[CHALLENGE]
Extract every line below that contains the word "axis".

[DATASET EXTRACT]
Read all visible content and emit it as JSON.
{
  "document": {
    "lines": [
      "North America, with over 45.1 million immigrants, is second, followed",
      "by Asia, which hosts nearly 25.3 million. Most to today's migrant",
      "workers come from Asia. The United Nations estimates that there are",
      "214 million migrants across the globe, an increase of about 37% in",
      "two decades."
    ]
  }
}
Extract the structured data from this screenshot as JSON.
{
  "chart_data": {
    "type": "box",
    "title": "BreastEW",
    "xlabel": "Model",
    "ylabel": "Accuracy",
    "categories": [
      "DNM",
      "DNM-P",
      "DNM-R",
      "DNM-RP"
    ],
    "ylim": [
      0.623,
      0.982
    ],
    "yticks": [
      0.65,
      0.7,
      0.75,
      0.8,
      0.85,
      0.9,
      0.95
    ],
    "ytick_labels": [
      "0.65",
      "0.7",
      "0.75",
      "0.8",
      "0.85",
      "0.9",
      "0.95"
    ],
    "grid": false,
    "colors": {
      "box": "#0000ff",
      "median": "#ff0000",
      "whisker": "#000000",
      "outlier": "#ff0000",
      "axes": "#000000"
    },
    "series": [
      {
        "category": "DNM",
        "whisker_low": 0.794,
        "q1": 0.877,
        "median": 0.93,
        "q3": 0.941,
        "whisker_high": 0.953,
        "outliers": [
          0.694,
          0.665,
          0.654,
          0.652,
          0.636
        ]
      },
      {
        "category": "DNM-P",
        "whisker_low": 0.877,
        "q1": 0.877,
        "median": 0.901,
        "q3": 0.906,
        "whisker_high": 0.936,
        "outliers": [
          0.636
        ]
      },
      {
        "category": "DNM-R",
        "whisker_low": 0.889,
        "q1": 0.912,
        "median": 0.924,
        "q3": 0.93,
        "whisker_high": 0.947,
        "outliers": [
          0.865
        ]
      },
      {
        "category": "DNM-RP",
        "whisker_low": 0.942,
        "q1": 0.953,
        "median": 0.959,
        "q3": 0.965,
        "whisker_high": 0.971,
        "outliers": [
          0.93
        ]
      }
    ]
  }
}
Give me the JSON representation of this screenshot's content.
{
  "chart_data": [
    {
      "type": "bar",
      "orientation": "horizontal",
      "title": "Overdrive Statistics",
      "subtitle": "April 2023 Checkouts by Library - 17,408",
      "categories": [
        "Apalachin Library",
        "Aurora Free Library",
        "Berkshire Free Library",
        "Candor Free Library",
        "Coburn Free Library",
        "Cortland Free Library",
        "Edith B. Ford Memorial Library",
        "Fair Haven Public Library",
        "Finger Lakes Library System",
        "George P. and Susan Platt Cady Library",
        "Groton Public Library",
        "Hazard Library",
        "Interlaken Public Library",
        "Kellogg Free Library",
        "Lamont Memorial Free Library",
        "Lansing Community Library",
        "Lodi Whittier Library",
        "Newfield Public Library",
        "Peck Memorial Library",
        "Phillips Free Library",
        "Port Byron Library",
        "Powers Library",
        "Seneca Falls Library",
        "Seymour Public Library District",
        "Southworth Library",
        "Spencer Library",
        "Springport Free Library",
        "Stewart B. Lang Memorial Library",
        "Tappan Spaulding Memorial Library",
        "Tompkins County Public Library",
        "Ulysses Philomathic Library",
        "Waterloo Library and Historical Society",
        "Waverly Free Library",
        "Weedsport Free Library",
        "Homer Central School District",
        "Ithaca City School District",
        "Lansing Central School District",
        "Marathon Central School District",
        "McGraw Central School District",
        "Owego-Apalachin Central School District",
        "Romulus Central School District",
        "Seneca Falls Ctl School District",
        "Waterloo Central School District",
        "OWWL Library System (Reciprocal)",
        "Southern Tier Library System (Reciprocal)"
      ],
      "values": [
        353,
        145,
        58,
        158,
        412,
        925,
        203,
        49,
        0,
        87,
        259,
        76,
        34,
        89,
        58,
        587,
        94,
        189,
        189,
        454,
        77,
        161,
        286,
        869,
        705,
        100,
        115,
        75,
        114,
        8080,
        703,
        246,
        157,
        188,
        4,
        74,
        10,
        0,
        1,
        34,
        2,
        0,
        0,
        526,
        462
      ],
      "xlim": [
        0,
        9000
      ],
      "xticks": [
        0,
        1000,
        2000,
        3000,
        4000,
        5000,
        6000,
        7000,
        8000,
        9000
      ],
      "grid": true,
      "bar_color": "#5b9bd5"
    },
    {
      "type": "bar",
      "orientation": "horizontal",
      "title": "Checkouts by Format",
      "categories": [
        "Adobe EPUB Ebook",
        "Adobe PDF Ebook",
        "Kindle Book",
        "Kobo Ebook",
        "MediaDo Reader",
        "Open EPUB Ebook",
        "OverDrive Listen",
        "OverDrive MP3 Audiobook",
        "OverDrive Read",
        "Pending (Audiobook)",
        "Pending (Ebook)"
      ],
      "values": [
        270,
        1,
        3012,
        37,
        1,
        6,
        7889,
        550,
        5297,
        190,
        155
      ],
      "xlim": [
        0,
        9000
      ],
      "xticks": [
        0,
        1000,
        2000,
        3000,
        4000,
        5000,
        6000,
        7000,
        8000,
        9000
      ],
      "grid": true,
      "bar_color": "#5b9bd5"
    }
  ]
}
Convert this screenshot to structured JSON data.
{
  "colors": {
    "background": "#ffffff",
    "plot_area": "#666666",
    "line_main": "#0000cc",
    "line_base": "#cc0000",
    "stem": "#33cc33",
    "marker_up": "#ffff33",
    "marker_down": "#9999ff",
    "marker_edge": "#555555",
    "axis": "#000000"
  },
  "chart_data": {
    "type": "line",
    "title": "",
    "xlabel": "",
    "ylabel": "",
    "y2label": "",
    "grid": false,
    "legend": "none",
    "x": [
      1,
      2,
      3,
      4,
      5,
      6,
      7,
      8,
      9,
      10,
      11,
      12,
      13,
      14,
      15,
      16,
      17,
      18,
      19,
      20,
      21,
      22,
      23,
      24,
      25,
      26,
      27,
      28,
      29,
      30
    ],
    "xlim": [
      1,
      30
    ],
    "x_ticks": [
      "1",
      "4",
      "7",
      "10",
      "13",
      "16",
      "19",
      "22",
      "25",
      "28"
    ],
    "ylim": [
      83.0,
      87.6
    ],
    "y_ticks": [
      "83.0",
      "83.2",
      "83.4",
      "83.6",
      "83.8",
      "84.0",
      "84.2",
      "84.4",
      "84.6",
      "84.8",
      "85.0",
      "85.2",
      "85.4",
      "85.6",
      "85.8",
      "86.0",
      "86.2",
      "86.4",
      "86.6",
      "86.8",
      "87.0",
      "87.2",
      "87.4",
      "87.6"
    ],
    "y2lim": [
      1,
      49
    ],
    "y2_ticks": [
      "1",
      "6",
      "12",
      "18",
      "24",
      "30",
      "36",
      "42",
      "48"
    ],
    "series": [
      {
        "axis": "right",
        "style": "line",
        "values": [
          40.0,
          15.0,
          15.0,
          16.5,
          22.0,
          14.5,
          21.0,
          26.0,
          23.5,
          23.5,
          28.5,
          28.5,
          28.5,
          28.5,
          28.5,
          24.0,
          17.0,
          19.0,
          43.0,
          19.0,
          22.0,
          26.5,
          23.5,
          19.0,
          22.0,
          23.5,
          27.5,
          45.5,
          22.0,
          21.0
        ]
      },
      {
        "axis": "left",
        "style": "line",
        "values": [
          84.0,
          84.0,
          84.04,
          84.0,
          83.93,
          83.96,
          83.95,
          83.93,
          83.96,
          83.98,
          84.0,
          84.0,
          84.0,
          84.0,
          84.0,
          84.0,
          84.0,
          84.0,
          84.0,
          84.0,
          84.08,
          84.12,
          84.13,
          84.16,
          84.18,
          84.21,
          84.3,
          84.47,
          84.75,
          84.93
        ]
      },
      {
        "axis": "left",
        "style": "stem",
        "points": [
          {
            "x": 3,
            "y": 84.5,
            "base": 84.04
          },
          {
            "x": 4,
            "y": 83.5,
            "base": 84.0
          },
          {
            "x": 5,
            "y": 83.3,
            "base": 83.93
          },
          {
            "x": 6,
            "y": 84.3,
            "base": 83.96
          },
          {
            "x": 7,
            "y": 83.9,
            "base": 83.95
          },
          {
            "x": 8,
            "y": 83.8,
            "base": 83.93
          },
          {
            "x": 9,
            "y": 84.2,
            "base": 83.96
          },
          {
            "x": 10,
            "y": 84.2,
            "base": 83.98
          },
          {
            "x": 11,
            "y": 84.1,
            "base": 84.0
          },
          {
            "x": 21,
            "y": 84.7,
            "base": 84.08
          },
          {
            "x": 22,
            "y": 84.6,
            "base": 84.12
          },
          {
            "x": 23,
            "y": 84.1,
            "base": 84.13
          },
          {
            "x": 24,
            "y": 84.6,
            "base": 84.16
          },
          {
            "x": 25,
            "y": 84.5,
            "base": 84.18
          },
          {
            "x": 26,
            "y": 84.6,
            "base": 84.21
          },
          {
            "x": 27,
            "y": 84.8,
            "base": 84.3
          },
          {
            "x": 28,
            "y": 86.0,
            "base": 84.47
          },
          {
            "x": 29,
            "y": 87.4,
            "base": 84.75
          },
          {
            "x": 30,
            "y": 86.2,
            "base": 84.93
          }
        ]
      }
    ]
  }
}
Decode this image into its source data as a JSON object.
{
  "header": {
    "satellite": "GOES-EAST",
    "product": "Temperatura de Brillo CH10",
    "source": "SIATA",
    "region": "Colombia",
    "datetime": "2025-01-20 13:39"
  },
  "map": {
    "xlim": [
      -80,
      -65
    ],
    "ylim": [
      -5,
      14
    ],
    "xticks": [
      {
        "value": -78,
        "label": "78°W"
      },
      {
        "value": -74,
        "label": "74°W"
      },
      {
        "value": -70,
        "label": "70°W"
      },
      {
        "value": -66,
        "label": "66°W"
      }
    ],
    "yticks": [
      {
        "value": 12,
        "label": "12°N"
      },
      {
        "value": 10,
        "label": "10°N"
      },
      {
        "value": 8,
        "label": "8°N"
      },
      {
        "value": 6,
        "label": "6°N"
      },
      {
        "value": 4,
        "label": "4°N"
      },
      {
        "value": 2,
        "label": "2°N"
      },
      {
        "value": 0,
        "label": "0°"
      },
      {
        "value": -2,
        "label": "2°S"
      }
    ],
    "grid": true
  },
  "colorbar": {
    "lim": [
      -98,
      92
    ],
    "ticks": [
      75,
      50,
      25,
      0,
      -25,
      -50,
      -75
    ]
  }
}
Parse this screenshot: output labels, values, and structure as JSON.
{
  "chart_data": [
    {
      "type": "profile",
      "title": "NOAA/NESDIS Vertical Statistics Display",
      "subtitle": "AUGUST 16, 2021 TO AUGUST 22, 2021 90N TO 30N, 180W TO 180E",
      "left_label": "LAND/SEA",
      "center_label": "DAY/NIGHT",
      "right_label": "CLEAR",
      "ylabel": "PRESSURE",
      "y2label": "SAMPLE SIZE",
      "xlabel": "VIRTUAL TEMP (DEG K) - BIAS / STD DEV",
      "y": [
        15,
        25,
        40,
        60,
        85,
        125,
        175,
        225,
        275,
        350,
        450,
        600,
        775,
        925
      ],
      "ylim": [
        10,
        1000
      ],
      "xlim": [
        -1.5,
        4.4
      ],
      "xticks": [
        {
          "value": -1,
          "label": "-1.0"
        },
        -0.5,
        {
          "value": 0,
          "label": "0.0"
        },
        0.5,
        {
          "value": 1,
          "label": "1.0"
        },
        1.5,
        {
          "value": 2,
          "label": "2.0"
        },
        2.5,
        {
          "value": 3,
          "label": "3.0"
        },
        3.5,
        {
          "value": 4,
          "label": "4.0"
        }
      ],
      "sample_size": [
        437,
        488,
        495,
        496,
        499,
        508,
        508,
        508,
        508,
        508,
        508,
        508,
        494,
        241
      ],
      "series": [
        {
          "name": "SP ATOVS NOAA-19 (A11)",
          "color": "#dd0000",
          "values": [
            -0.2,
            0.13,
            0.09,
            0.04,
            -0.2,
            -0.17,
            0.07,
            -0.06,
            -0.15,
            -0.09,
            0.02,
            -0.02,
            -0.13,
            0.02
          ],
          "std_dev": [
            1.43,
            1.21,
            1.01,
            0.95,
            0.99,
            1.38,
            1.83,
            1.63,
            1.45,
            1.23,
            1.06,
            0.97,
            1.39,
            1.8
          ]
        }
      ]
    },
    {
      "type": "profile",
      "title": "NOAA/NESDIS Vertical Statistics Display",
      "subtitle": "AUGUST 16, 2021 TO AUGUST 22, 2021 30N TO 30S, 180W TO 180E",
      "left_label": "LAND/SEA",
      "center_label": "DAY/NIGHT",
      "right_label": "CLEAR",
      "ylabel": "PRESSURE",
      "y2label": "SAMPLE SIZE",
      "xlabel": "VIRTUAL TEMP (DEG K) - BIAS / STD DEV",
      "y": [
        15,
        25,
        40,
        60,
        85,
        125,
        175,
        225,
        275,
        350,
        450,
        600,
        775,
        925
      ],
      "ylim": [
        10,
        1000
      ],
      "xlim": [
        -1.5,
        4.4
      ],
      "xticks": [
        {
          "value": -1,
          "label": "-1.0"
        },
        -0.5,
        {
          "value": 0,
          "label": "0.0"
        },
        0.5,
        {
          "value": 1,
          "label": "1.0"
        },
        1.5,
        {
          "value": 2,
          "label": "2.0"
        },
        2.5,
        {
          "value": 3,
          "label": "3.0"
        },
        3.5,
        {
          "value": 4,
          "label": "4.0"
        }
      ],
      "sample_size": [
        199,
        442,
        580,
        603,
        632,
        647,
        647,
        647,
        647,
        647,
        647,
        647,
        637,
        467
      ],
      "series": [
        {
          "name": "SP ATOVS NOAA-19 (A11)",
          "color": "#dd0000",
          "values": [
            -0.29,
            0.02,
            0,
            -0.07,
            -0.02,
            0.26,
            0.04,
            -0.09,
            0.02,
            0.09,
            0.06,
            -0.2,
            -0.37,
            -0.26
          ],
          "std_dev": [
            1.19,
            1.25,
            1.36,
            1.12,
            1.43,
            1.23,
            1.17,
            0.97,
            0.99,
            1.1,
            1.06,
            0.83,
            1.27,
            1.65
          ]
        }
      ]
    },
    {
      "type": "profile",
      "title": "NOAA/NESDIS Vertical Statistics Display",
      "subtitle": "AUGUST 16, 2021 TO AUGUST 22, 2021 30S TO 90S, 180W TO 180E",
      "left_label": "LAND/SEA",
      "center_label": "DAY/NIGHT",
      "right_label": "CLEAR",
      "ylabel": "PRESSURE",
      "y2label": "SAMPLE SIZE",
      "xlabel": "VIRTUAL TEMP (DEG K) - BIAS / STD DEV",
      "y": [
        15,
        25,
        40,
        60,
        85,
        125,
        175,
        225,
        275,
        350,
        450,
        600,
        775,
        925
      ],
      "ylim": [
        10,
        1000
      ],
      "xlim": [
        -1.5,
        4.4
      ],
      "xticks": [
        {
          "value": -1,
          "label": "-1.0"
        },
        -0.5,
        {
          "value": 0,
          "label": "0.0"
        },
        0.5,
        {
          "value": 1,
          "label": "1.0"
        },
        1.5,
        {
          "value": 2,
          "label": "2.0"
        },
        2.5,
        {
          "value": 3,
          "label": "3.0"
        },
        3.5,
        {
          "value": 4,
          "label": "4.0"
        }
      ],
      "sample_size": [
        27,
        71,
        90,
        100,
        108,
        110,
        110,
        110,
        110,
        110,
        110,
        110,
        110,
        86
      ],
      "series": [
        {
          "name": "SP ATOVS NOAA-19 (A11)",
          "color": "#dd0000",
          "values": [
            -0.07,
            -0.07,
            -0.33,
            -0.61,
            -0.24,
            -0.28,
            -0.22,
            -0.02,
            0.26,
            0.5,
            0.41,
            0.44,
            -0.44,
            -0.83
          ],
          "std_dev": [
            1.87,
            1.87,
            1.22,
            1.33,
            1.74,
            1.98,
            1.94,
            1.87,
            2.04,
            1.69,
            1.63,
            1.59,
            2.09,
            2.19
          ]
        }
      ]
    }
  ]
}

[EXERCISE RESPONSE]
    "axis": "#000000"
        "axis": "right",
        "axis": "left",
        "axis": "left",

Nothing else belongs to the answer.